Task directions: Leave out the pictures and copy every record exactly.

##### Records provided

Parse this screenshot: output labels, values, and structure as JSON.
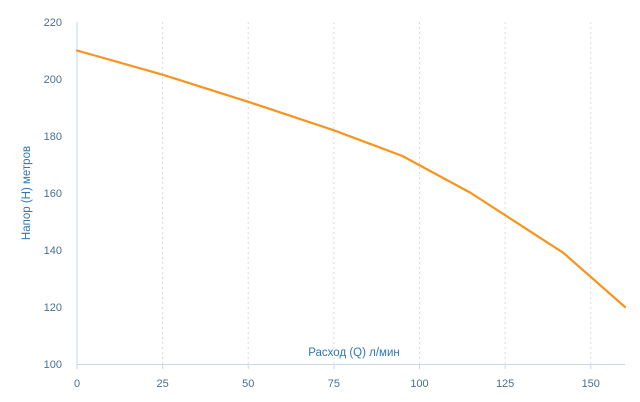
{
  "chart_data": {
    "type": "line",
    "title": "",
    "xlabel": "Расход (Q) л/мин",
    "ylabel": "Напор (H) метров",
    "xlim": [
      0,
      160
    ],
    "ylim": [
      100,
      220
    ],
    "x_ticks": [
      0,
      25,
      50,
      75,
      100,
      125,
      150
    ],
    "y_ticks": [
      100,
      120,
      140,
      160,
      180,
      200,
      220
    ],
    "grid": "vertical dashed",
    "legend": "none",
    "series": [
      {
        "color": "#f7941d",
        "points": [
          [
            0,
            210
          ],
          [
            25,
            201.5
          ],
          [
            50,
            192
          ],
          [
            75,
            182
          ],
          [
            95,
            173
          ],
          [
            115,
            160
          ],
          [
            142,
            139
          ],
          [
            160,
            120
          ]
        ]
      }
    ]
  },
  "colors": {
    "line": "#f7941d",
    "grid": "#cfdde8",
    "axis": "#c9d9e6",
    "tick_text": "#4a6f8f",
    "axis_title": "#2f77b0"
  }
}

##########

Result of the task:
Parse this screenshot: output labels, values, and structure as JSON.
{
  "chart_data": {
    "type": "line",
    "title": "",
    "xlabel": "Расход (Q) л/мин",
    "ylabel": "Напор (H) метров",
    "xlim": [
      0,
      160
    ],
    "ylim": [
      100,
      220
    ],
    "x_ticks": [
      0,
      25,
      50,
      75,
      100,
      125,
      150
    ],
    "y_ticks": [
      100,
      120,
      140,
      160,
      180,
      200,
      220
    ],
    "grid": "vertical dashed",
    "legend": "none",
    "series": [
      {
        "color": "#f7941d",
        "points": [
          [
            0,
            210
          ],
          [
            25,
            201.5
          ],
          [
            50,
            192
          ],
          [
            75,
            182
          ],
          [
            95,
            173
          ],
          [
            115,
            160
          ],
          [
            142,
            139
          ],
          [
            160,
            120
          ]
        ]
      }
    ]
  },
  "colors": {
    "line": "#f7941d",
    "grid": "#cfdde8",
    "axis": "#c9d9e6",
    "tick_text": "#4a6f8f",
    "axis_title": "#2f77b0"
  }
}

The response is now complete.